Written problem: Would you copy out the whole listing exactly as given?

Recorded data:
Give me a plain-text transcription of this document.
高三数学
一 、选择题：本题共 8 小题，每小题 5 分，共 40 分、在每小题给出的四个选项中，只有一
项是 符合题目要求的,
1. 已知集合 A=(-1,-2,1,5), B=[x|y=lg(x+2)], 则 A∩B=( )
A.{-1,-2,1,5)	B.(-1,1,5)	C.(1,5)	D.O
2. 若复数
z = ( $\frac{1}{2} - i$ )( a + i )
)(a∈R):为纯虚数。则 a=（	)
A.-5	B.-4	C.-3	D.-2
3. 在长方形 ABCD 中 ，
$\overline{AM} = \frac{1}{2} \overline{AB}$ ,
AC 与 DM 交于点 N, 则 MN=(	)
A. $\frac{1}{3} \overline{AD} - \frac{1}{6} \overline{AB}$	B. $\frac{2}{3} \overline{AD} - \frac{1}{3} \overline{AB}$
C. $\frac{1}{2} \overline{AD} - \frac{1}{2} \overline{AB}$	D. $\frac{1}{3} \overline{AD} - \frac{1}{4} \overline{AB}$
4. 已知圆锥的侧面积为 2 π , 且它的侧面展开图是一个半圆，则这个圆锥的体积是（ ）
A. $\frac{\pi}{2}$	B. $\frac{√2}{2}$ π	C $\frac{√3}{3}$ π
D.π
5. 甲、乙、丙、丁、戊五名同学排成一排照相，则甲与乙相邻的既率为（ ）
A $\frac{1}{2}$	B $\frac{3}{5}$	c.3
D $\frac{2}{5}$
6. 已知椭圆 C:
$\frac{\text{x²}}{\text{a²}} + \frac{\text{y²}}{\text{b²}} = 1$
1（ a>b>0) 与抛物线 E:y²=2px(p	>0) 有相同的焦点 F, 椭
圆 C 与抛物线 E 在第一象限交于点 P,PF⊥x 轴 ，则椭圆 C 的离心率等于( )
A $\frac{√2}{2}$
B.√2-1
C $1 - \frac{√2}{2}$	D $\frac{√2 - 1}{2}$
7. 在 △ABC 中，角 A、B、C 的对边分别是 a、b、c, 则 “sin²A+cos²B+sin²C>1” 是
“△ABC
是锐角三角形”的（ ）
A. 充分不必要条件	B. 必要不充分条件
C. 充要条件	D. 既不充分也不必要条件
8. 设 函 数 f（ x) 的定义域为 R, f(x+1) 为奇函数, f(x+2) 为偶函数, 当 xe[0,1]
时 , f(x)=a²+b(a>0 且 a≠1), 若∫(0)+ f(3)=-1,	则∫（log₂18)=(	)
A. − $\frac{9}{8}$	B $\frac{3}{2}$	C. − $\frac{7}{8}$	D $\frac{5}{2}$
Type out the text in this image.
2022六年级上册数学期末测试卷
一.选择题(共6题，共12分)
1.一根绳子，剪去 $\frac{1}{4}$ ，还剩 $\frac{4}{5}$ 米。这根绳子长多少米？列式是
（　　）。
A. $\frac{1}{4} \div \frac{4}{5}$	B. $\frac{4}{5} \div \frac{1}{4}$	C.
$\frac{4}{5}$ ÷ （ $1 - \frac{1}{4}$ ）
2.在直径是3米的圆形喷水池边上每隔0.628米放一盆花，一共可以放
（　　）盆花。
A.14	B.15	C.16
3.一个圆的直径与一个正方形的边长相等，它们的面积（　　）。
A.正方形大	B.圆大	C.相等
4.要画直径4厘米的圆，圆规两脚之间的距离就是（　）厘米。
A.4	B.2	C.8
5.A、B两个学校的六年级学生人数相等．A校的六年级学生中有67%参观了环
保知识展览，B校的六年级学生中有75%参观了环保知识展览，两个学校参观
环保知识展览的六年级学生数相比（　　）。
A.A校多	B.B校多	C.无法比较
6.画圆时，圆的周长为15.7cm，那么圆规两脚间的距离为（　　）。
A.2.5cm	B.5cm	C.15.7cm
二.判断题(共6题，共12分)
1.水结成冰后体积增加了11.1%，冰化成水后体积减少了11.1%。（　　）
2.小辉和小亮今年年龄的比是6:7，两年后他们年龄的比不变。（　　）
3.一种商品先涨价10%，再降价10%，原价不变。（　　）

Answer below:
Give me a plain-text transcription of this document.
高三数学
一 、选择题：本题共 8 小题，每小题 5 分，共 40 分、在每小题给出的四个选项中，只有一
项是 符合题目要求的,
1. 已知集合 A=(-1,-2,1,5), B=[x|y=lg(x+2)], 则 A∩B=( )
A.{-1,-2,1,5)	B.(-1,1,5)	C.(1,5)	D.O
2. 若复数
z = ( $\frac{1}{2} - i$ )( a + i )
)(a∈R):为纯虚数。则 a=（	)
A.-5	B.-4	C.-3	D.-2
3. 在长方形 ABCD 中 ，
$\overline{AM} = \frac{1}{2} \overline{AB}$ ,
AC 与 DM 交于点 N, 则 MN=(	)
A. $\frac{1}{3} \overline{AD} - \frac{1}{6} \overline{AB}$	B. $\frac{2}{3} \overline{AD} - \frac{1}{3} \overline{AB}$
C. $\frac{1}{2} \overline{AD} - \frac{1}{2} \overline{AB}$	D. $\frac{1}{3} \overline{AD} - \frac{1}{4} \overline{AB}$
4. 已知圆锥的侧面积为 2 π , 且它的侧面展开图是一个半圆，则这个圆锥的体积是（ ）
A. $\frac{\pi}{2}$	B. $\frac{√2}{2}$ π	C $\frac{√3}{3}$ π
D.π
5. 甲、乙、丙、丁、戊五名同学排成一排照相，则甲与乙相邻的既率为（ ）
A $\frac{1}{2}$	B $\frac{3}{5}$	c.3
D $\frac{2}{5}$
6. 已知椭圆 C:
$\frac{\text{x²}}{\text{a²}} + \frac{\text{y²}}{\text{b²}} = 1$
1（ a>b>0) 与抛物线 E:y²=2px(p	>0) 有相同的焦点 F, 椭
圆 C 与抛物线 E 在第一象限交于点 P,PF⊥x 轴 ，则椭圆 C 的离心率等于( )
A $\frac{√2}{2}$
B.√2-1
C $1 - \frac{√2}{2}$	D $\frac{√2 - 1}{2}$
7. 在 △ABC 中，角 A、B、C 的对边分别是 a、b、c, 则 “sin²A+cos²B+sin²C>1” 是
“△ABC
是锐角三角形”的（ ）
A. 充分不必要条件	B. 必要不充分条件
C. 充要条件	D. 既不充分也不必要条件
8. 设 函 数 f（ x) 的定义域为 R, f(x+1) 为奇函数, f(x+2) 为偶函数, 当 xe[0,1]
时 , f(x)=a²+b(a>0 且 a≠1), 若∫(0)+ f(3)=-1,	则∫（log₂18)=(	)
A. − $\frac{9}{8}$	B $\frac{3}{2}$	C. − $\frac{7}{8}$	D $\frac{5}{2}$
Type out the text in this image.
2022六年级上册数学期末测试卷
一.选择题(共6题，共12分)
1.一根绳子，剪去 $\frac{1}{4}$ ，还剩 $\frac{4}{5}$ 米。这根绳子长多少米？列式是
（　　）。
A. $\frac{1}{4} \div \frac{4}{5}$	B. $\frac{4}{5} \div \frac{1}{4}$	C.
$\frac{4}{5}$ ÷ （ $1 - \frac{1}{4}$ ）
2.在直径是3米的圆形喷水池边上每隔0.628米放一盆花，一共可以放
（　　）盆花。
A.14	B.15	C.16
3.一个圆的直径与一个正方形的边长相等，它们的面积（　　）。
A.正方形大	B.圆大	C.相等
4.要画直径4厘米的圆，圆规两脚之间的距离就是（　）厘米。
A.4	B.2	C.8
5.A、B两个学校的六年级学生人数相等．A校的六年级学生中有67%参观了环
保知识展览，B校的六年级学生中有75%参观了环保知识展览，两个学校参观
环保知识展览的六年级学生数相比（　　）。
A.A校多	B.B校多	C.无法比较
6.画圆时，圆的周长为15.7cm，那么圆规两脚间的距离为（　　）。
A.2.5cm	B.5cm	C.15.7cm
二.判断题(共6题，共12分)
1.水结成冰后体积增加了11.1%，冰化成水后体积减少了11.1%。（　　）
2.小辉和小亮今年年龄的比是6:7，两年后他们年龄的比不变。（　　）
3.一种商品先涨价10%，再降价10%，原价不变。（　　）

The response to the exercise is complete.